* Start Dataset rows *
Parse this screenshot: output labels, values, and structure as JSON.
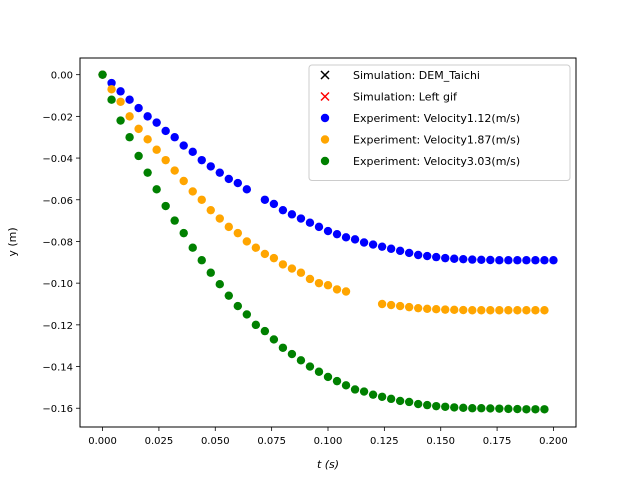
{
  "chart_data": {
    "type": "scatter",
    "title": "",
    "xlabel": "t (s)",
    "ylabel": "y (m)",
    "xlim": [
      -0.01,
      0.21
    ],
    "ylim": [
      -0.169,
      0.008
    ],
    "x_ticks": [
      0.0,
      0.025,
      0.05,
      0.075,
      0.1,
      0.125,
      0.15,
      0.175,
      0.2
    ],
    "x_tick_labels": [
      "0.000",
      "0.025",
      "0.050",
      "0.075",
      "0.100",
      "0.125",
      "0.150",
      "0.175",
      "0.200"
    ],
    "y_ticks": [
      0.0,
      -0.02,
      -0.04,
      -0.06,
      -0.08,
      -0.1,
      -0.12,
      -0.14,
      -0.16
    ],
    "y_tick_labels": [
      "0.00",
      "−0.02",
      "−0.04",
      "−0.06",
      "−0.08",
      "−0.10",
      "−0.12",
      "−0.14",
      "−0.16"
    ],
    "grid": false,
    "legend_position": "top-right",
    "series": [
      {
        "name": "Simulation: DEM_Taichi",
        "marker": "x",
        "color": "#000000",
        "x": [],
        "y": []
      },
      {
        "name": "Simulation: Left gif",
        "marker": "x",
        "color": "#ff0000",
        "x": [],
        "y": []
      },
      {
        "name": "Experiment: Velocity1.12(m/s)",
        "marker": "o",
        "color": "#0000ff",
        "x": [
          0.0,
          0.004,
          0.008,
          0.012,
          0.016,
          0.02,
          0.024,
          0.028,
          0.032,
          0.036,
          0.04,
          0.044,
          0.048,
          0.052,
          0.056,
          0.06,
          0.064,
          0.072,
          0.076,
          0.08,
          0.084,
          0.088,
          0.092,
          0.096,
          0.1,
          0.104,
          0.108,
          0.112,
          0.116,
          0.12,
          0.124,
          0.128,
          0.132,
          0.136,
          0.14,
          0.144,
          0.148,
          0.152,
          0.156,
          0.16,
          0.164,
          0.168,
          0.172,
          0.176,
          0.18,
          0.184,
          0.188,
          0.192,
          0.196,
          0.2
        ],
        "y": [
          0.0,
          -0.004,
          -0.008,
          -0.012,
          -0.016,
          -0.02,
          -0.023,
          -0.027,
          -0.03,
          -0.034,
          -0.037,
          -0.041,
          -0.044,
          -0.047,
          -0.05,
          -0.052,
          -0.055,
          -0.06,
          -0.062,
          -0.065,
          -0.067,
          -0.069,
          -0.071,
          -0.073,
          -0.075,
          -0.0765,
          -0.078,
          -0.079,
          -0.0805,
          -0.0815,
          -0.0825,
          -0.0835,
          -0.0845,
          -0.0855,
          -0.0865,
          -0.087,
          -0.0875,
          -0.088,
          -0.0883,
          -0.0885,
          -0.0887,
          -0.0888,
          -0.0889,
          -0.089,
          -0.089,
          -0.089,
          -0.089,
          -0.089,
          -0.089,
          -0.089
        ]
      },
      {
        "name": "Experiment: Velocity1.87(m/s)",
        "marker": "o",
        "color": "#ffa500",
        "x": [
          0.0,
          0.004,
          0.008,
          0.012,
          0.016,
          0.02,
          0.024,
          0.028,
          0.032,
          0.036,
          0.04,
          0.044,
          0.048,
          0.052,
          0.056,
          0.06,
          0.064,
          0.068,
          0.072,
          0.076,
          0.08,
          0.084,
          0.088,
          0.092,
          0.096,
          0.1,
          0.104,
          0.108,
          0.124,
          0.128,
          0.132,
          0.136,
          0.14,
          0.144,
          0.148,
          0.152,
          0.156,
          0.16,
          0.164,
          0.168,
          0.172,
          0.176,
          0.18,
          0.184,
          0.188,
          0.192,
          0.196
        ],
        "y": [
          0.0,
          -0.007,
          -0.013,
          -0.02,
          -0.026,
          -0.031,
          -0.036,
          -0.041,
          -0.046,
          -0.051,
          -0.056,
          -0.06,
          -0.065,
          -0.069,
          -0.073,
          -0.076,
          -0.08,
          -0.083,
          -0.086,
          -0.088,
          -0.091,
          -0.093,
          -0.095,
          -0.098,
          -0.1,
          -0.101,
          -0.103,
          -0.104,
          -0.11,
          -0.1105,
          -0.111,
          -0.1115,
          -0.112,
          -0.1123,
          -0.1125,
          -0.1127,
          -0.1128,
          -0.1129,
          -0.113,
          -0.113,
          -0.113,
          -0.113,
          -0.113,
          -0.113,
          -0.113,
          -0.113,
          -0.113
        ]
      },
      {
        "name": "Experiment: Velocity3.03(m/s)",
        "marker": "o",
        "color": "#008000",
        "x": [
          0.0,
          0.004,
          0.008,
          0.012,
          0.016,
          0.02,
          0.024,
          0.028,
          0.032,
          0.036,
          0.04,
          0.044,
          0.048,
          0.052,
          0.056,
          0.06,
          0.064,
          0.068,
          0.072,
          0.076,
          0.08,
          0.084,
          0.088,
          0.092,
          0.096,
          0.1,
          0.104,
          0.108,
          0.112,
          0.116,
          0.12,
          0.124,
          0.128,
          0.132,
          0.136,
          0.14,
          0.144,
          0.148,
          0.152,
          0.156,
          0.16,
          0.164,
          0.168,
          0.172,
          0.176,
          0.18,
          0.184,
          0.188,
          0.192,
          0.196
        ],
        "y": [
          0.0,
          -0.012,
          -0.022,
          -0.03,
          -0.039,
          -0.047,
          -0.055,
          -0.063,
          -0.07,
          -0.076,
          -0.083,
          -0.089,
          -0.095,
          -0.1005,
          -0.106,
          -0.111,
          -0.115,
          -0.12,
          -0.123,
          -0.127,
          -0.131,
          -0.134,
          -0.137,
          -0.14,
          -0.1425,
          -0.145,
          -0.147,
          -0.149,
          -0.151,
          -0.152,
          -0.1535,
          -0.1545,
          -0.1555,
          -0.1565,
          -0.157,
          -0.158,
          -0.1585,
          -0.159,
          -0.1593,
          -0.1596,
          -0.1598,
          -0.16,
          -0.16,
          -0.1601,
          -0.1602,
          -0.1603,
          -0.1604,
          -0.1605,
          -0.1605,
          -0.1605
        ]
      }
    ]
  }
}
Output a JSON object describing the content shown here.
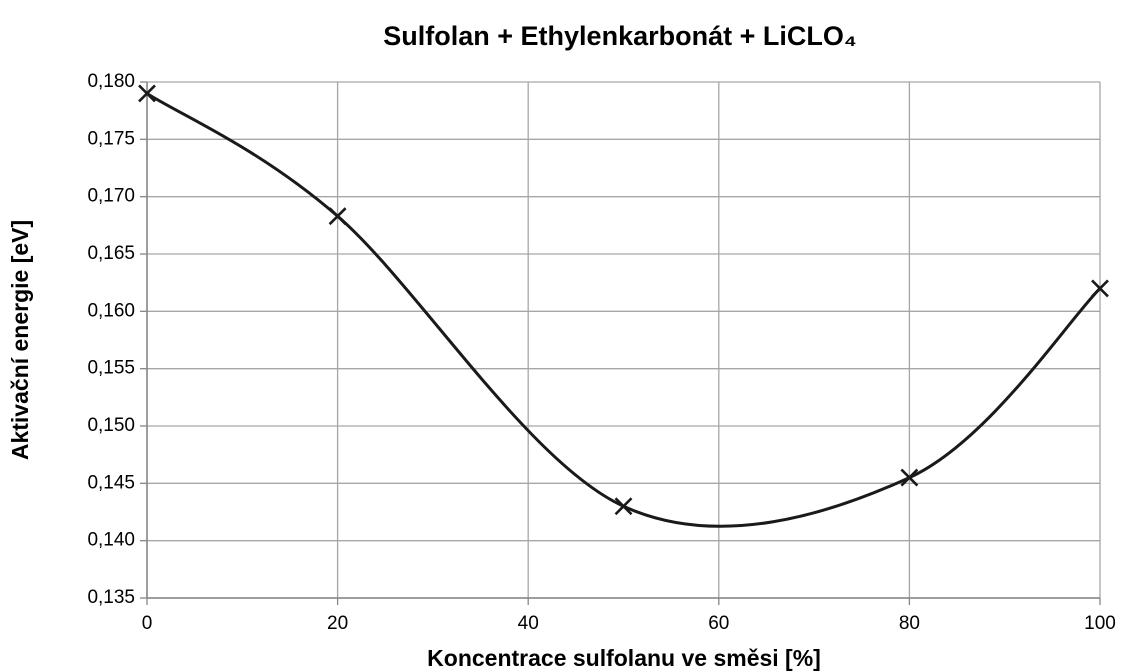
{
  "chart_data": {
    "type": "scatter-smooth",
    "title": "Sulfolan + Ethylenkarbonát + LiCLO₄",
    "xlabel": "Koncentrace sulfolanu ve směsi [%]",
    "ylabel": "Aktivační energie [eV]",
    "x": [
      0,
      20,
      50,
      80,
      100
    ],
    "values": [
      0.179,
      0.1683,
      0.143,
      0.1455,
      0.162
    ],
    "color": "#1a1a1a",
    "xlim": [
      0,
      100
    ],
    "xticks": [
      0,
      20,
      40,
      60,
      80,
      100
    ],
    "ylim": [
      0.135,
      0.18
    ],
    "yticks": [
      {
        "value": 0.135,
        "label": "0,135"
      },
      {
        "value": 0.14,
        "label": "0,140"
      },
      {
        "value": 0.145,
        "label": "0,145"
      },
      {
        "value": 0.15,
        "label": "0,150"
      },
      {
        "value": 0.155,
        "label": "0,155"
      },
      {
        "value": 0.16,
        "label": "0,160"
      },
      {
        "value": 0.165,
        "label": "0,165"
      },
      {
        "value": 0.17,
        "label": "0,170"
      },
      {
        "value": 0.175,
        "label": "0,175"
      },
      {
        "value": 0.18,
        "label": "0,180"
      }
    ],
    "grid": true
  }
}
* End Dataset rows *
* Exercise details *
Repeat the material above in full and unchanged, minus its images.

* Response for this exercise *
Parse this screenshot: output labels, values, and structure as JSON.
{
  "chart_data": {
    "type": "scatter",
    "title": "",
    "xlabel": "t (s)",
    "ylabel": "y (m)",
    "xlim": [
      -0.01,
      0.21
    ],
    "ylim": [
      -0.169,
      0.008
    ],
    "x_ticks": [
      0.0,
      0.025,
      0.05,
      0.075,
      0.1,
      0.125,
      0.15,
      0.175,
      0.2
    ],
    "x_tick_labels": [
      "0.000",
      "0.025",
      "0.050",
      "0.075",
      "0.100",
      "0.125",
      "0.150",
      "0.175",
      "0.200"
    ],
    "y_ticks": [
      0.0,
      -0.02,
      -0.04,
      -0.06,
      -0.08,
      -0.1,
      -0.12,
      -0.14,
      -0.16
    ],
    "y_tick_labels": [
      "0.00",
      "−0.02",
      "−0.04",
      "−0.06",
      "−0.08",
      "−0.10",
      "−0.12",
      "−0.14",
      "−0.16"
    ],
    "grid": false,
    "legend_position": "top-right",
    "series": [
      {
        "name": "Simulation: DEM_Taichi",
        "marker": "x",
        "color": "#000000",
        "x": [],
        "y": []
      },
      {
        "name": "Simulation: Left gif",
        "marker": "x",
        "color": "#ff0000",
        "x": [],
        "y": []
      },
      {
        "name": "Experiment: Velocity1.12(m/s)",
        "marker": "o",
        "color": "#0000ff",
        "x": [
          0.0,
          0.004,
          0.008,
          0.012,
          0.016,
          0.02,
          0.024,
          0.028,
          0.032,
          0.036,
          0.04,
          0.044,
          0.048,
          0.052,
          0.056,
          0.06,
          0.064,
          0.072,
          0.076,
          0.08,
          0.084,
          0.088,
          0.092,
          0.096,
          0.1,
          0.104,
          0.108,
          0.112,
          0.116,
          0.12,
          0.124,
          0.128,
          0.132,
          0.136,
          0.14,
          0.144,
          0.148,
          0.152,
          0.156,
          0.16,
          0.164,
          0.168,
          0.172,
          0.176,
          0.18,
          0.184,
          0.188,
          0.192,
          0.196,
          0.2
        ],
        "y": [
          0.0,
          -0.004,
          -0.008,
          -0.012,
          -0.016,
          -0.02,
          -0.023,
          -0.027,
          -0.03,
          -0.034,
          -0.037,
          -0.041,
          -0.044,
          -0.047,
          -0.05,
          -0.052,
          -0.055,
          -0.06,
          -0.062,
          -0.065,
          -0.067,
          -0.069,
          -0.071,
          -0.073,
          -0.075,
          -0.0765,
          -0.078,
          -0.079,
          -0.0805,
          -0.0815,
          -0.0825,
          -0.0835,
          -0.0845,
          -0.0855,
          -0.0865,
          -0.087,
          -0.0875,
          -0.088,
          -0.0883,
          -0.0885,
          -0.0887,
          -0.0888,
          -0.0889,
          -0.089,
          -0.089,
          -0.089,
          -0.089,
          -0.089,
          -0.089,
          -0.089
        ]
      },
      {
        "name": "Experiment: Velocity1.87(m/s)",
        "marker": "o",
        "color": "#ffa500",
        "x": [
          0.0,
          0.004,
          0.008,
          0.012,
          0.016,
          0.02,
          0.024,
          0.028,
          0.032,
          0.036,
          0.04,
          0.044,
          0.048,
          0.052,
          0.056,
          0.06,
          0.064,
          0.068,
          0.072,
          0.076,
          0.08,
          0.084,
          0.088,
          0.092,
          0.096,
          0.1,
          0.104,
          0.108,
          0.124,
          0.128,
          0.132,
          0.136,
          0.14,
          0.144,
          0.148,
          0.152,
          0.156,
          0.16,
          0.164,
          0.168,
          0.172,
          0.176,
          0.18,
          0.184,
          0.188,
          0.192,
          0.196
        ],
        "y": [
          0.0,
          -0.007,
          -0.013,
          -0.02,
          -0.026,
          -0.031,
          -0.036,
          -0.041,
          -0.046,
          -0.051,
          -0.056,
          -0.06,
          -0.065,
          -0.069,
          -0.073,
          -0.076,
          -0.08,
          -0.083,
          -0.086,
          -0.088,
          -0.091,
          -0.093,
          -0.095,
          -0.098,
          -0.1,
          -0.101,
          -0.103,
          -0.104,
          -0.11,
          -0.1105,
          -0.111,
          -0.1115,
          -0.112,
          -0.1123,
          -0.1125,
          -0.1127,
          -0.1128,
          -0.1129,
          -0.113,
          -0.113,
          -0.113,
          -0.113,
          -0.113,
          -0.113,
          -0.113,
          -0.113,
          -0.113
        ]
      },
      {
        "name": "Experiment: Velocity3.03(m/s)",
        "marker": "o",
        "color": "#008000",
        "x": [
          0.0,
          0.004,
          0.008,
          0.012,
          0.016,
          0.02,
          0.024,
          0.028,
          0.032,
          0.036,
          0.04,
          0.044,
          0.048,
          0.052,
          0.056,
          0.06,
          0.064,
          0.068,
          0.072,
          0.076,
          0.08,
          0.084,
          0.088,
          0.092,
          0.096,
          0.1,
          0.104,
          0.108,
          0.112,
          0.116,
          0.12,
          0.124,
          0.128,
          0.132,
          0.136,
          0.14,
          0.144,
          0.148,
          0.152,
          0.156,
          0.16,
          0.164,
          0.168,
          0.172,
          0.176,
          0.18,
          0.184,
          0.188,
          0.192,
          0.196
        ],
        "y": [
          0.0,
          -0.012,
          -0.022,
          -0.03,
          -0.039,
          -0.047,
          -0.055,
          -0.063,
          -0.07,
          -0.076,
          -0.083,
          -0.089,
          -0.095,
          -0.1005,
          -0.106,
          -0.111,
          -0.115,
          -0.12,
          -0.123,
          -0.127,
          -0.131,
          -0.134,
          -0.137,
          -0.14,
          -0.1425,
          -0.145,
          -0.147,
          -0.149,
          -0.151,
          -0.152,
          -0.1535,
          -0.1545,
          -0.1555,
          -0.1565,
          -0.157,
          -0.158,
          -0.1585,
          -0.159,
          -0.1593,
          -0.1596,
          -0.1598,
          -0.16,
          -0.16,
          -0.1601,
          -0.1602,
          -0.1603,
          -0.1604,
          -0.1605,
          -0.1605,
          -0.1605
        ]
      }
    ]
  }
}
Output a JSON object describing the content shown here.
{
  "chart_data": {
    "type": "scatter-smooth",
    "title": "Sulfolan + Ethylenkarbonát + LiCLO₄",
    "xlabel": "Koncentrace sulfolanu ve směsi [%]",
    "ylabel": "Aktivační energie [eV]",
    "x": [
      0,
      20,
      50,
      80,
      100
    ],
    "values": [
      0.179,
      0.1683,
      0.143,
      0.1455,
      0.162
    ],
    "color": "#1a1a1a",
    "xlim": [
      0,
      100
    ],
    "xticks": [
      0,
      20,
      40,
      60,
      80,
      100
    ],
    "ylim": [
      0.135,
      0.18
    ],
    "yticks": [
      {
        "value": 0.135,
        "label": "0,135"
      },
      {
        "value": 0.14,
        "label": "0,140"
      },
      {
        "value": 0.145,
        "label": "0,145"
      },
      {
        "value": 0.15,
        "label": "0,150"
      },
      {
        "value": 0.155,
        "label": "0,155"
      },
      {
        "value": 0.16,
        "label": "0,160"
      },
      {
        "value": 0.165,
        "label": "0,165"
      },
      {
        "value": 0.17,
        "label": "0,170"
      },
      {
        "value": 0.175,
        "label": "0,175"
      },
      {
        "value": 0.18,
        "label": "0,180"
      }
    ],
    "grid": true
  }
}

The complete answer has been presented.